▸ **Problem description**
Quote the forum thread on electrons between charged capacitor plates word for word, from "Now, what if" to "explain to me why?".
# start of Selected extract
Oddball thought experiment with electrons

[Jdo300]

Hello All,

I was thinking about how electrostatic fields are used to accelerate electrons in different applications (like particle research) and I thought of a question I might run past you all. Let's say that we have an electron that is at on side of a set of charged capacitor plates. Assuming that the electron is at the negative end of the plate, it will accelerate towards the positive end, and if the positive side happens to have a hole or something in it, the charge would presumably fly out somewhere about it's merry way.

Now, what if we consider the same situation only instead of the electron sitting in open air/vacuum/whatever, it is inside of an electrical conductor (like a piece of copper wire), and this wire extends from one plate to the other, going through the hole in the positively charged plate (see my attached picture). I am wondering if the electron in the wire will still be accelerated towards the positive plate like it was in open air (i'm assuming a lot slower if at all). If this doesn't work, could someone explain to me why?

Thanks,
Jason O

P.S. if having the hole in the positive plate messes things up, then that doesn't have to be there then :-).

 

[ZapperZ]

P.S. if having the hole in the positive plate messes things up, then that doesn't have to be there then :-).

Then how is this any different than connecting one end of a wire to one terminal of a battery and then connecting the middle of that wire to the other end of that battery? We all know what happens here, don't we?

Zz.

 

[Jdo300]

Then how is this any different than connecting one end of a wire to one terminal of a battery and then connecting the middle of that wire to the other end of that battery? We all know what happens here, don't we?

Zz.

Well in this case, there isn't any direct physicsl contact between the plates producing E-field, and the wires. So, are you saying that the electron would still move through the wire as if the voltage potential difference were applied directly across the ends of the wire?
# end of Selected extract
# start of Data lines
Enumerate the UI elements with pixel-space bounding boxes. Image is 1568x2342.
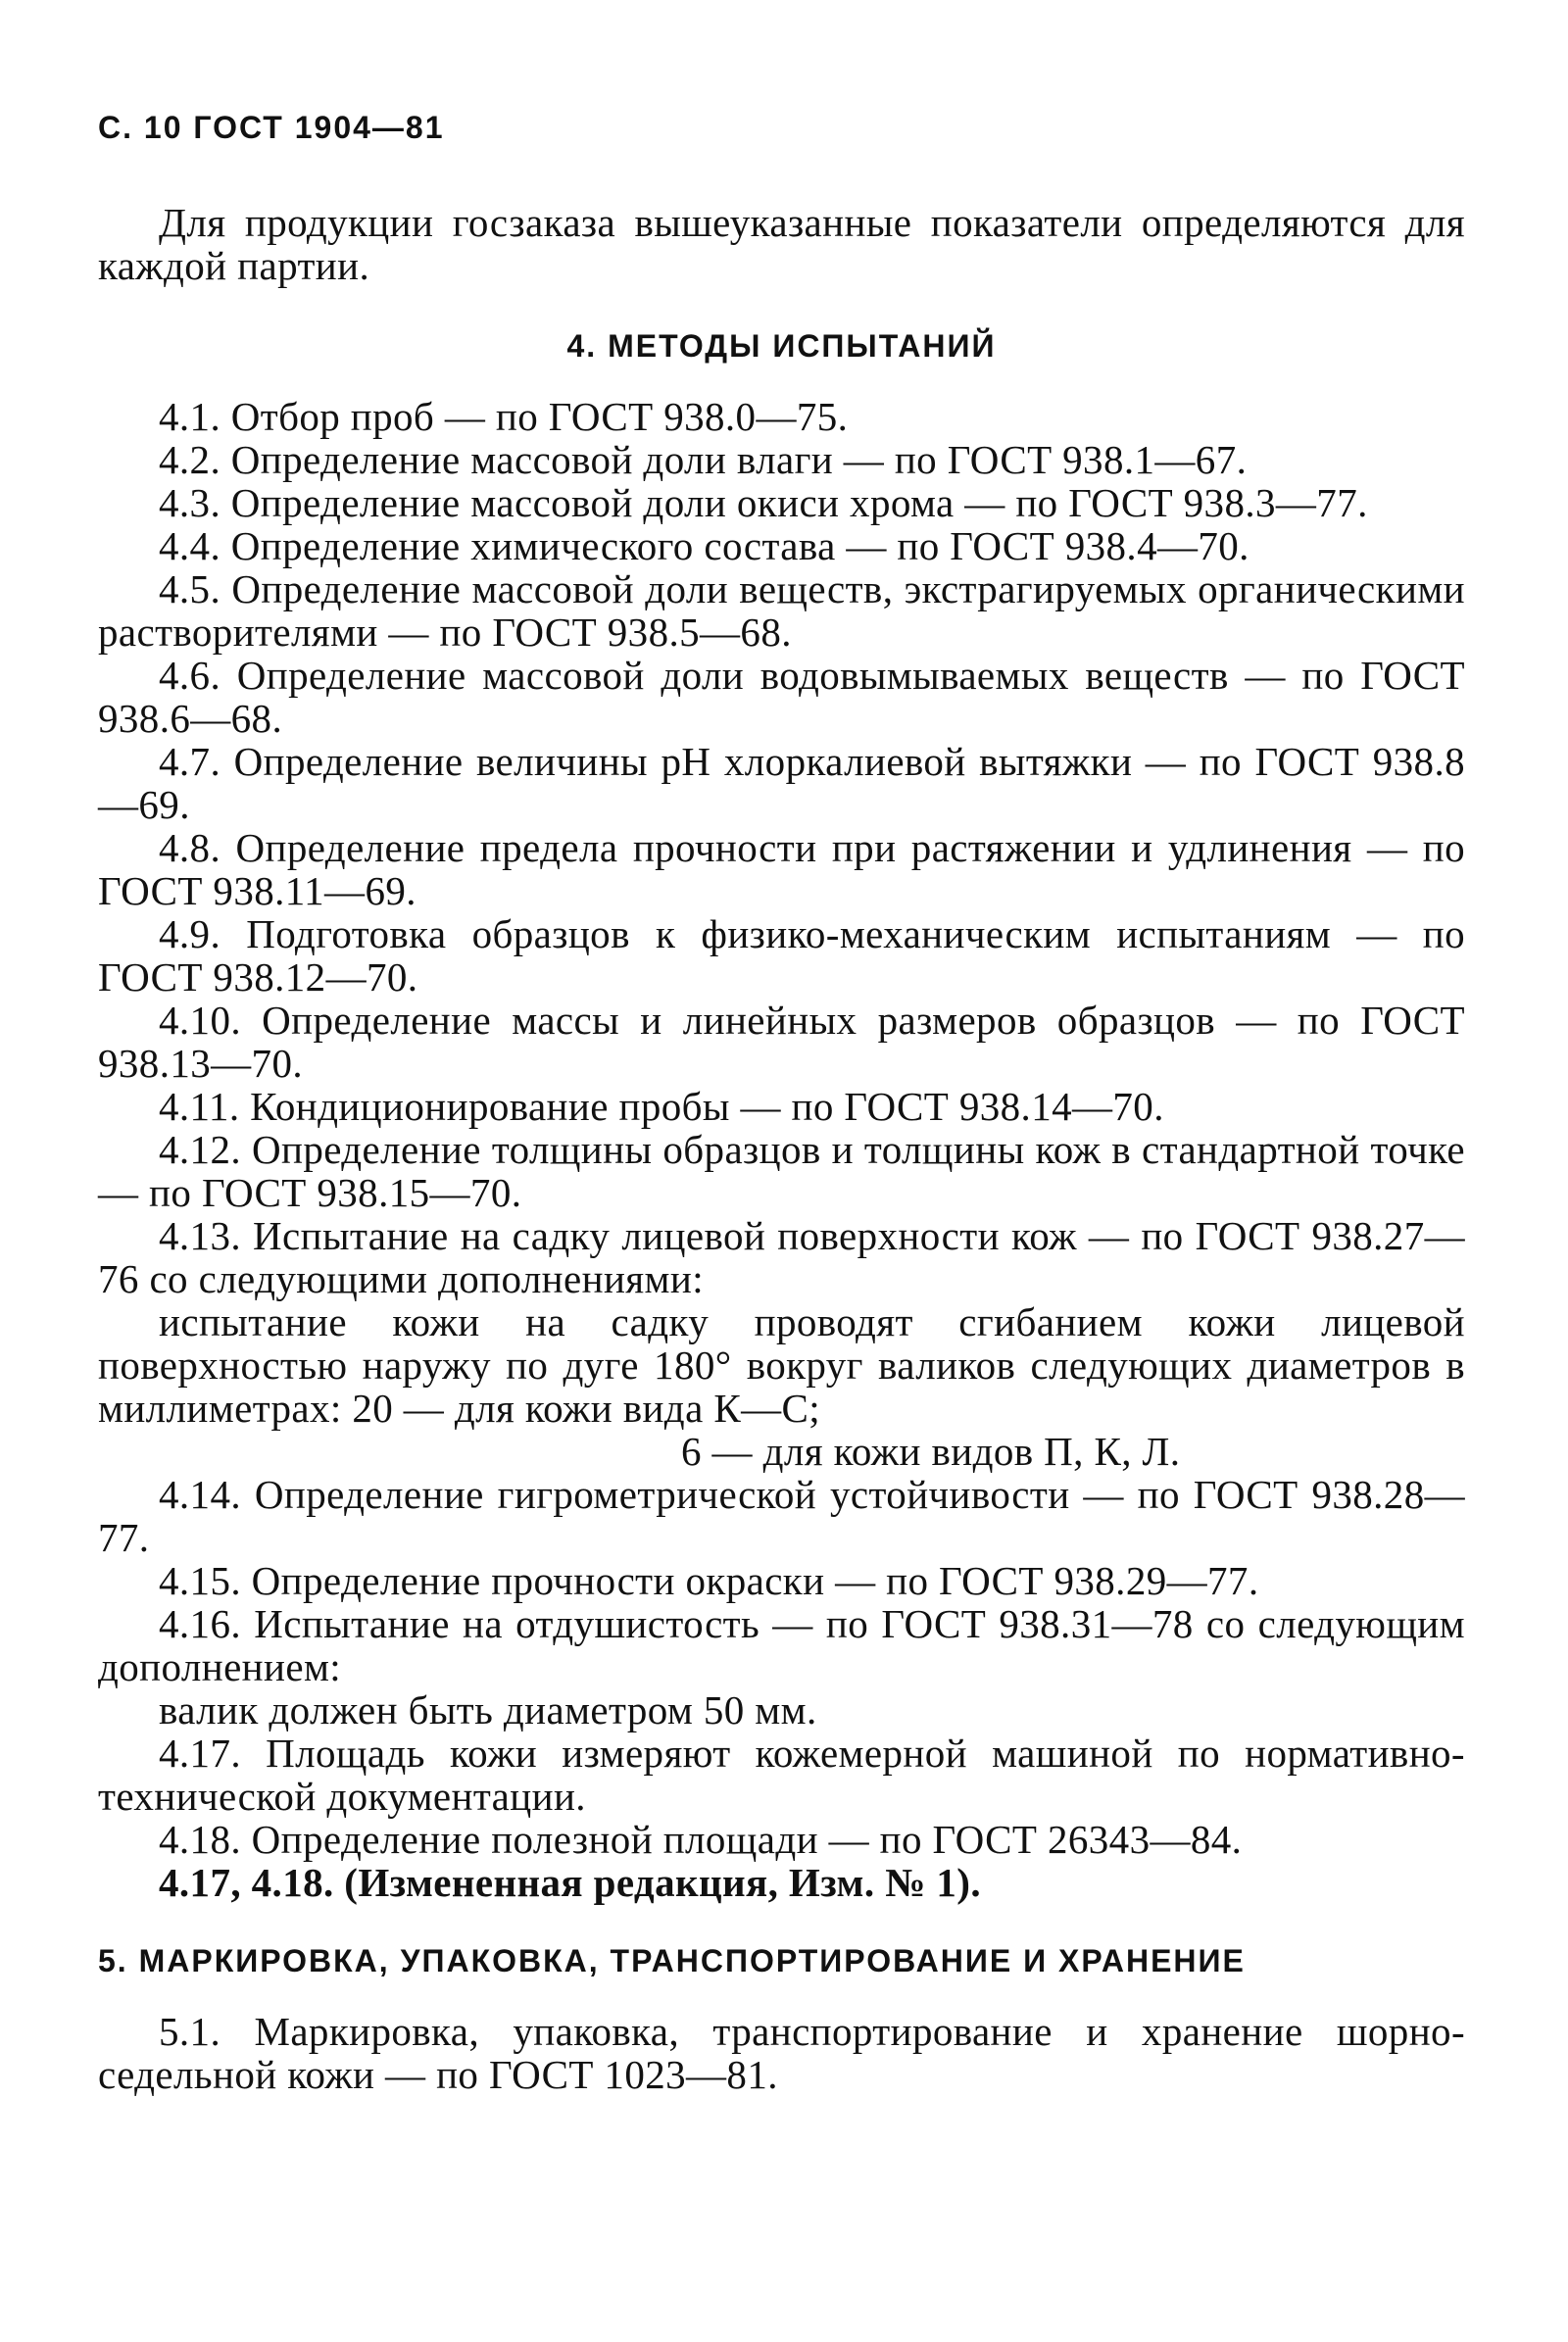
# end of Data lines
▸ **Reply**
Now, what if we consider the same situation only instead of the electron sitting in open air/vacuum/whatever, it is inside of an electrical conductor (like a piece of copper wire), and this wire extends from one plate to the other, going through the hole in the positively charged plate (see my attached picture). I am wondering if the electron in the wire will still be accelerated towards the positive plate like it was in open air (i'm assuming a lot slower if at all). If this doesn't work, could someone explain to me why?